-- Start of STORED DATA --

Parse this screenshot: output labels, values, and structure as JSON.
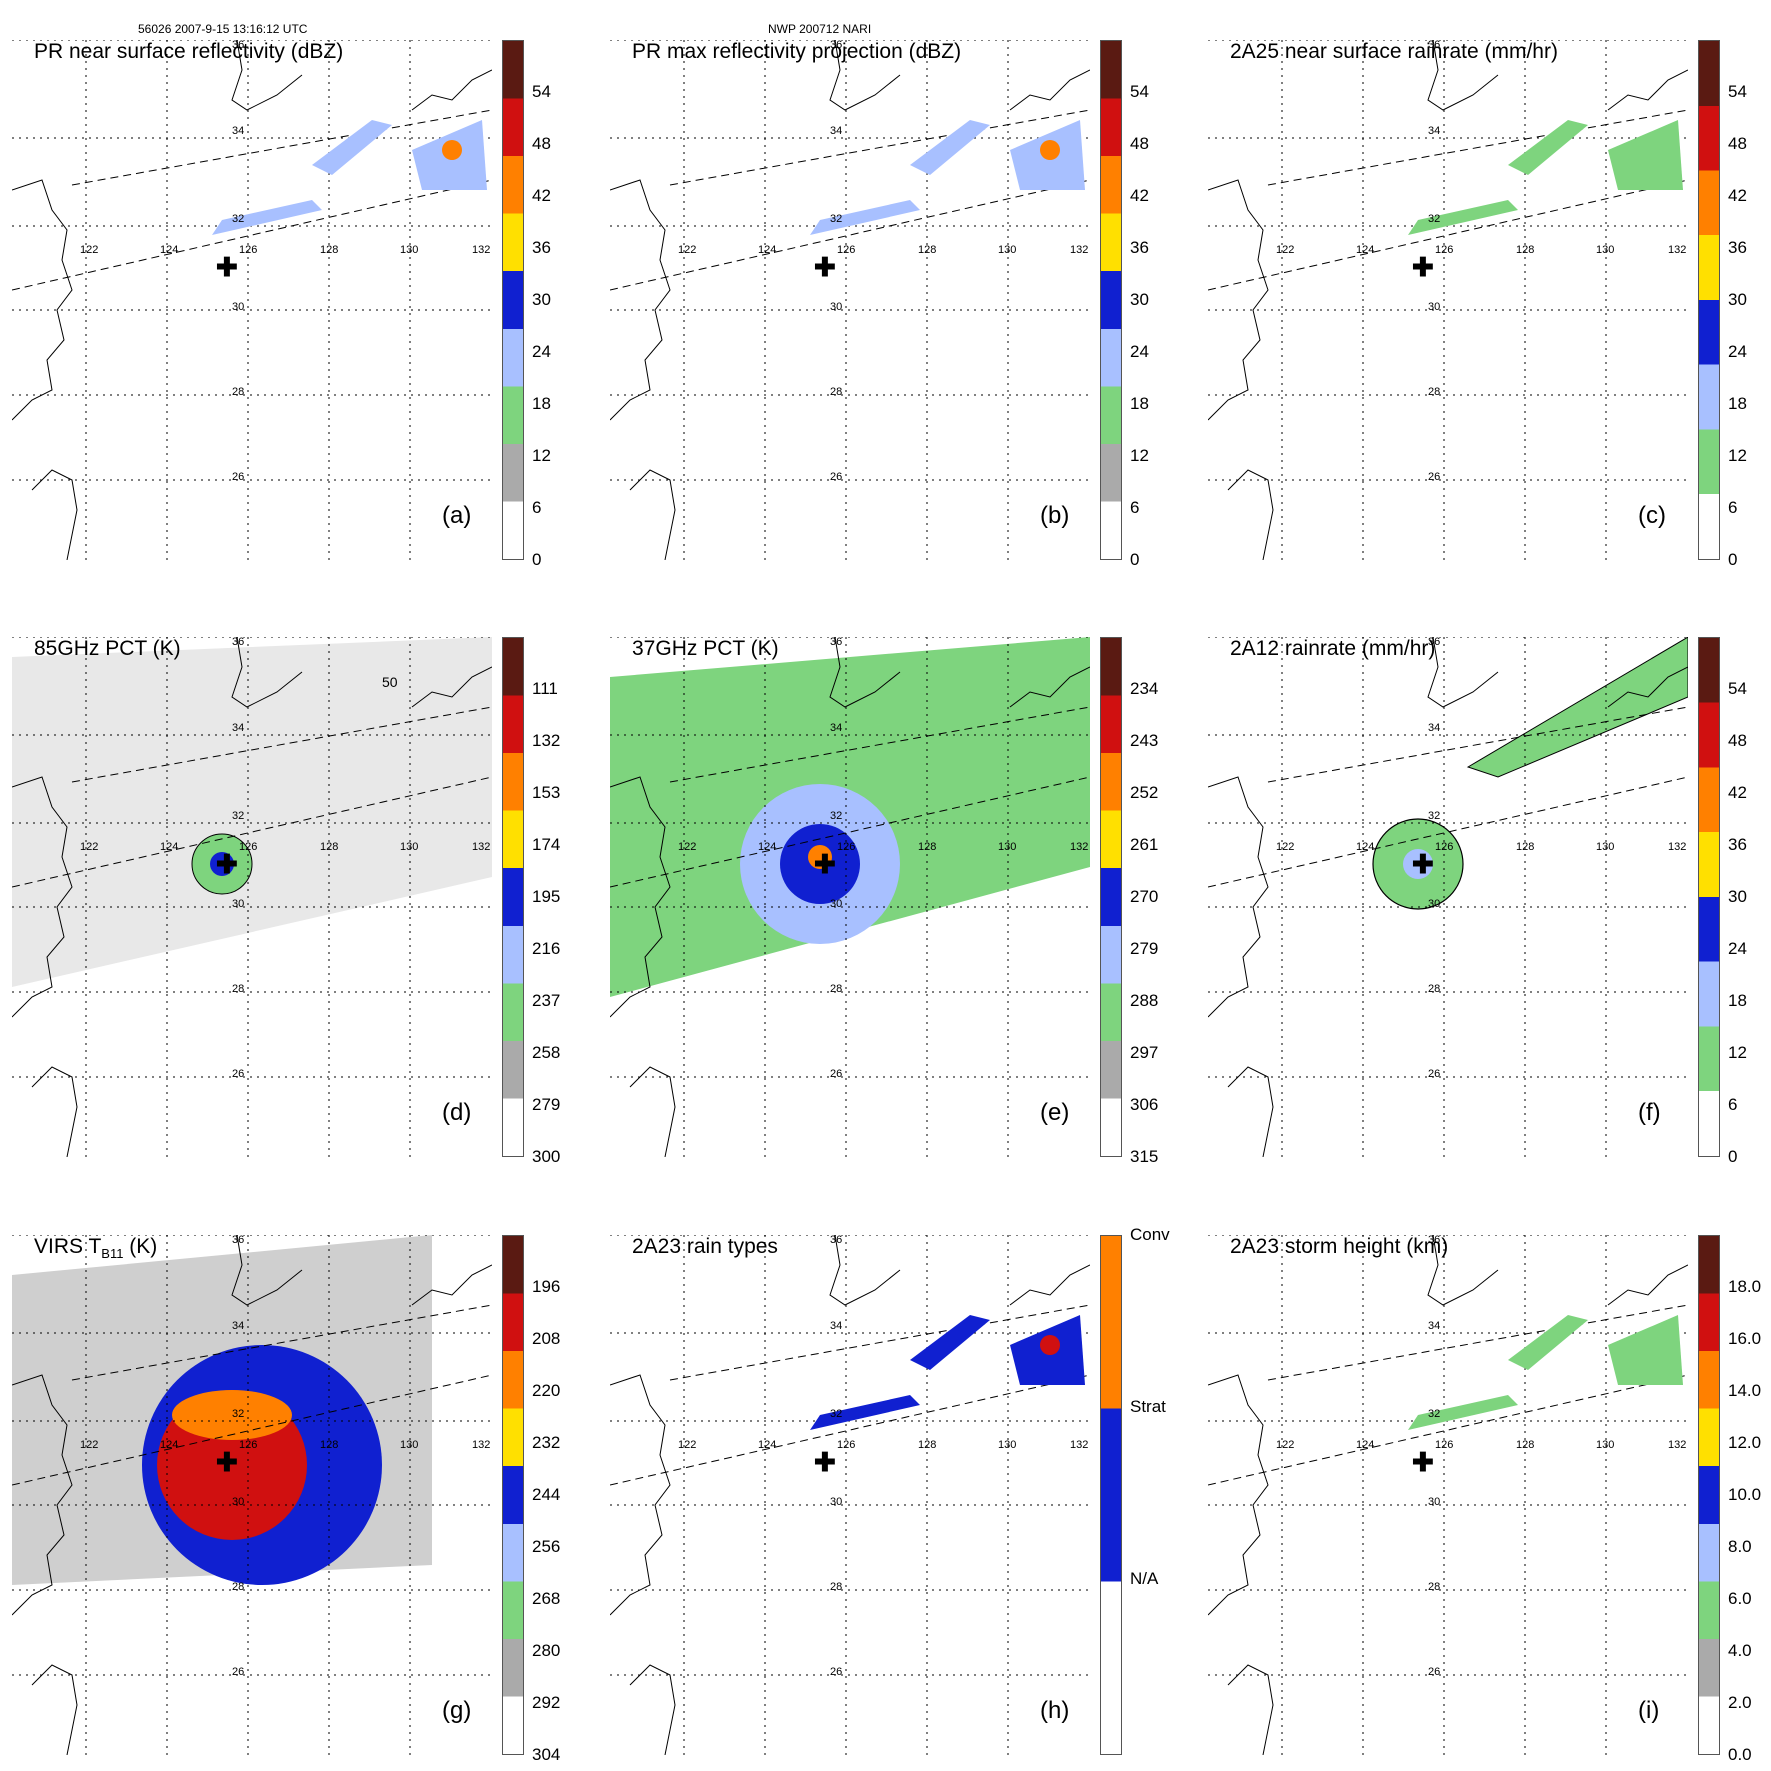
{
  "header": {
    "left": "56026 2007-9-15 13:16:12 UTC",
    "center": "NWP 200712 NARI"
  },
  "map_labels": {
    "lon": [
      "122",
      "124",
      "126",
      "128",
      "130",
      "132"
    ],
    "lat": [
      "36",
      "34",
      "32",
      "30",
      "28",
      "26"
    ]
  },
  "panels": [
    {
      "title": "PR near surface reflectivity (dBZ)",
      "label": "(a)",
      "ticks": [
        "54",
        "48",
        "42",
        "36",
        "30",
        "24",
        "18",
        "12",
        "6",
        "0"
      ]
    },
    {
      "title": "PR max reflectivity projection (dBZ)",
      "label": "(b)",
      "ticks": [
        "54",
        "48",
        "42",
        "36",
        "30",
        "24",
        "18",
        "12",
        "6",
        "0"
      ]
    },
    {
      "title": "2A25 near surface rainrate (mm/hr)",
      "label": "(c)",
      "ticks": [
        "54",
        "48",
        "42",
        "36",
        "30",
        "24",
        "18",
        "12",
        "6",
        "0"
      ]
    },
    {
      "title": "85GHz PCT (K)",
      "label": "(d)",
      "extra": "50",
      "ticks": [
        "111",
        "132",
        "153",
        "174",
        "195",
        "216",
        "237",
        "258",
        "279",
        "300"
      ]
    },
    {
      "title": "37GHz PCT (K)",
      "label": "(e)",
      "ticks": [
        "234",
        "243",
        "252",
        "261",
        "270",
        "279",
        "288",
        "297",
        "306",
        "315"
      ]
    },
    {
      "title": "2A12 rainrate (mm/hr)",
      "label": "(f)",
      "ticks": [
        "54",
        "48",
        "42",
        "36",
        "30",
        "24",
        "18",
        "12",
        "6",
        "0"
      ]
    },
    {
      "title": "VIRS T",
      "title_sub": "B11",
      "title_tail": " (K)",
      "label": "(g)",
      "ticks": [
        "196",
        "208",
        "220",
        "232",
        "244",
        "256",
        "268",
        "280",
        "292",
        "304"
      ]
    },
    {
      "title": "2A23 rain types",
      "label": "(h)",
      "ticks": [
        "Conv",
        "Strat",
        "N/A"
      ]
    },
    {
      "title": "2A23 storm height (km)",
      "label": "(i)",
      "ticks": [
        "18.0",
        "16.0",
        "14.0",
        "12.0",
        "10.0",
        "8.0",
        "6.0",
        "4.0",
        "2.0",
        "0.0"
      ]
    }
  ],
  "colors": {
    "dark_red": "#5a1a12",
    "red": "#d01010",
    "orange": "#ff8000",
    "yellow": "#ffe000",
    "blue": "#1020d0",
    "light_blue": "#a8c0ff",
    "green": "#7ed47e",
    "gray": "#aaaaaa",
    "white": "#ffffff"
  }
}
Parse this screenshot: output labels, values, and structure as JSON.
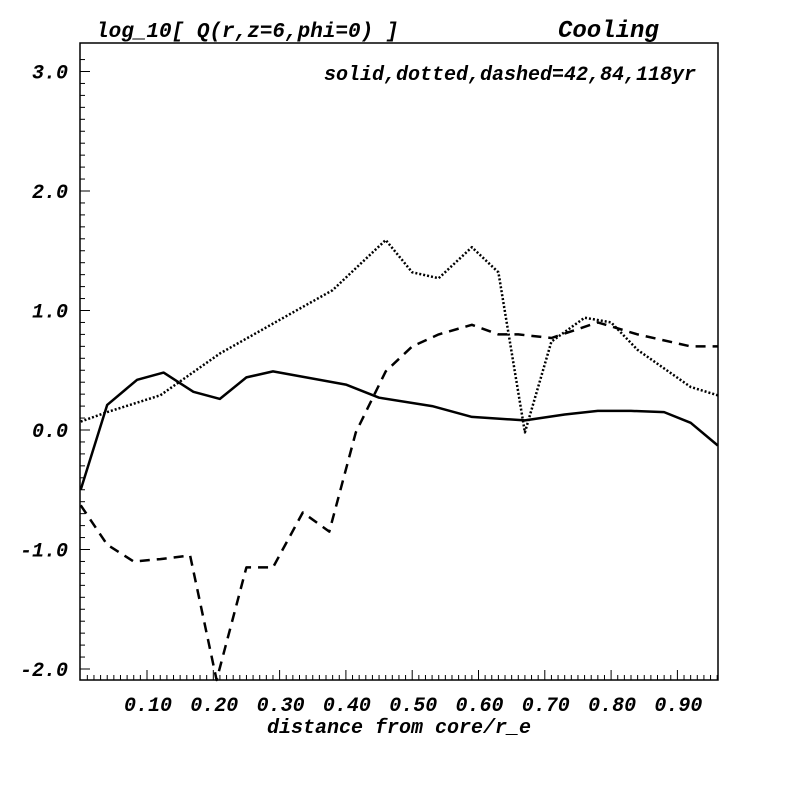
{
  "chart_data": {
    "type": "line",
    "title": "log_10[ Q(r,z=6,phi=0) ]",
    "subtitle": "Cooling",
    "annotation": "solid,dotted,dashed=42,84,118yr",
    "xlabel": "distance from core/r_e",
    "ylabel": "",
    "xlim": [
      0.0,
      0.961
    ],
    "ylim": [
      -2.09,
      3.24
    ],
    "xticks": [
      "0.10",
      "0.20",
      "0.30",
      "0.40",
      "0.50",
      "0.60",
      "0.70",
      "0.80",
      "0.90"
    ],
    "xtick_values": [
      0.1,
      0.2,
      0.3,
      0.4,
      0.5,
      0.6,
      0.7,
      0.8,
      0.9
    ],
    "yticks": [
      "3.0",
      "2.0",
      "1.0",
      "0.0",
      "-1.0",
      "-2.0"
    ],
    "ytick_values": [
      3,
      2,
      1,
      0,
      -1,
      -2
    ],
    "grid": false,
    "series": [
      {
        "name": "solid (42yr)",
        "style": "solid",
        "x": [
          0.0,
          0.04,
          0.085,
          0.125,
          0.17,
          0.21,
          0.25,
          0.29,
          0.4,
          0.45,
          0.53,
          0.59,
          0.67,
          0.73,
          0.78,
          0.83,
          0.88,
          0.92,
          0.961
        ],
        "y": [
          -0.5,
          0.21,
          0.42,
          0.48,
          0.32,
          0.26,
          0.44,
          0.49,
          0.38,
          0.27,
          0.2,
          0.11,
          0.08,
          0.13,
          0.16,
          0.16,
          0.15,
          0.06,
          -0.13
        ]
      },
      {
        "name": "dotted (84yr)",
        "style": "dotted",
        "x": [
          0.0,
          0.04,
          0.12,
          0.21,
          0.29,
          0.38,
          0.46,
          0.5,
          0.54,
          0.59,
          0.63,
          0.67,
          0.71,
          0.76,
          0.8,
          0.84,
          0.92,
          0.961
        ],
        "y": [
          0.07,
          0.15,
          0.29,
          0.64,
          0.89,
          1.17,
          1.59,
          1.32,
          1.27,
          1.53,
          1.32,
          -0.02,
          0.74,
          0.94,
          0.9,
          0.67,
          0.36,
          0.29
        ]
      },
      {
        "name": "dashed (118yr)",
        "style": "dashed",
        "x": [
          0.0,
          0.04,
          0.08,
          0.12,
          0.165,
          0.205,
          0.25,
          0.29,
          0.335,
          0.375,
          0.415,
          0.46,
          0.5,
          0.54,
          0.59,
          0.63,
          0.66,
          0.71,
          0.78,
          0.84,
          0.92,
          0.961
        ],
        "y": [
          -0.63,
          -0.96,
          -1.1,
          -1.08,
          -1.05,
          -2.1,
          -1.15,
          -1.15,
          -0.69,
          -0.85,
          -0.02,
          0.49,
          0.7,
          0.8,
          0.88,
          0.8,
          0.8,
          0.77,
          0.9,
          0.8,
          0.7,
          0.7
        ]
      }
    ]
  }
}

-- End of STORED DATA --

**TASK OBJECTIVE**
Show each line of the listing that holds the string "dashed".

**RESULT**
    "annotation": "solid,dotted,dashed=42,84,118yr",
        "name": "dashed (118yr)",
        "style": "dashed",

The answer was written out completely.